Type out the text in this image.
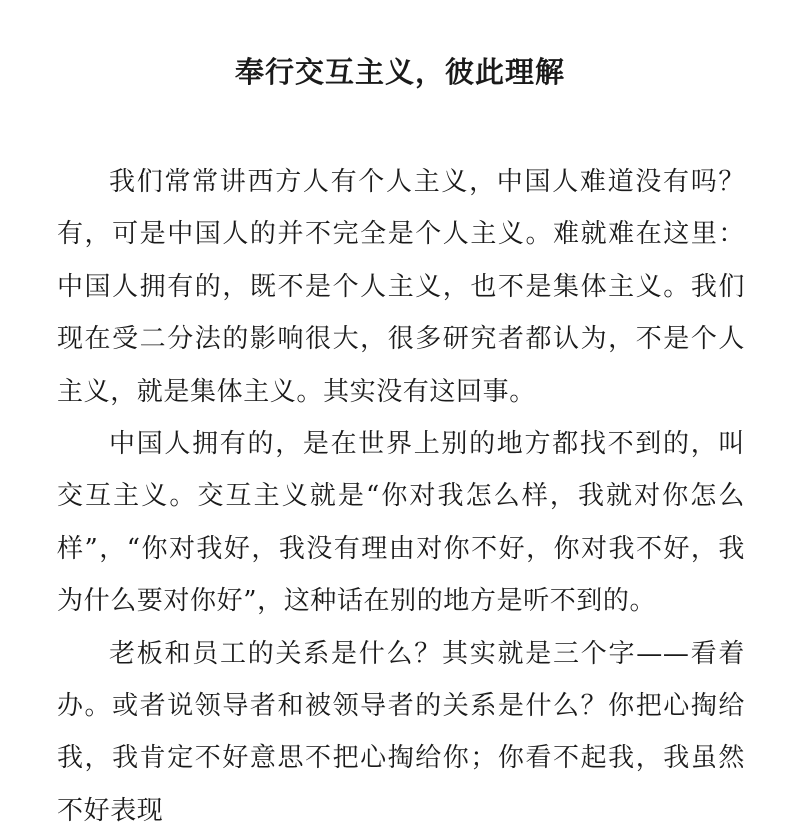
奉行交互主义，彼此理解

我们常常讲西方人有个人主义，中国人难道没有吗？有，可是中国人的并不完全是个人主义。难就难在这里：中国人拥有的，既不是个人主义，也不是集体主义。我们现在受二分法的影响很大，很多研究者都认为，不是个人主义，就是集体主义。其实没有这回事。

中国人拥有的，是在世界上别的地方都找不到的，叫交互主义。交互主义就是“你对我怎么样，我就对你怎么样”，“你对我好，我没有理由对你不好，你对我不好，我为什么要对你好”，这种话在别的地方是听不到的。

老板和员工的关系是什么？其实就是三个字——看着办。或者说领导者和被领导者的关系是什么？你把心掏给我，我肯定不好意思不把心掏给你；你看不起我，我虽然不好表现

> _Exercise prompt_
Search the data for the string "中国人拥有的" and copy each line where it appears.

> _Completed exercise_
我们常常讲西方人有个人主义，中国人难道没有吗？有，可是中国人的并不完全是个人主义。难就难在这里：中国人拥有的，既不是个人主义，也不是集体主义。我们现在受二分法的影响很大，很多研究者都认为，不是个人主义，就是集体主义。其实没有这回事。
中国人拥有的，是在世界上别的地方都找不到的，叫交互主义。交互主义就是“你对我怎么样，我就对你怎么样”，“你对我好，我没有理由对你不好，你对我不好，我为什么要对你好”，这种话在别的地方是听不到的。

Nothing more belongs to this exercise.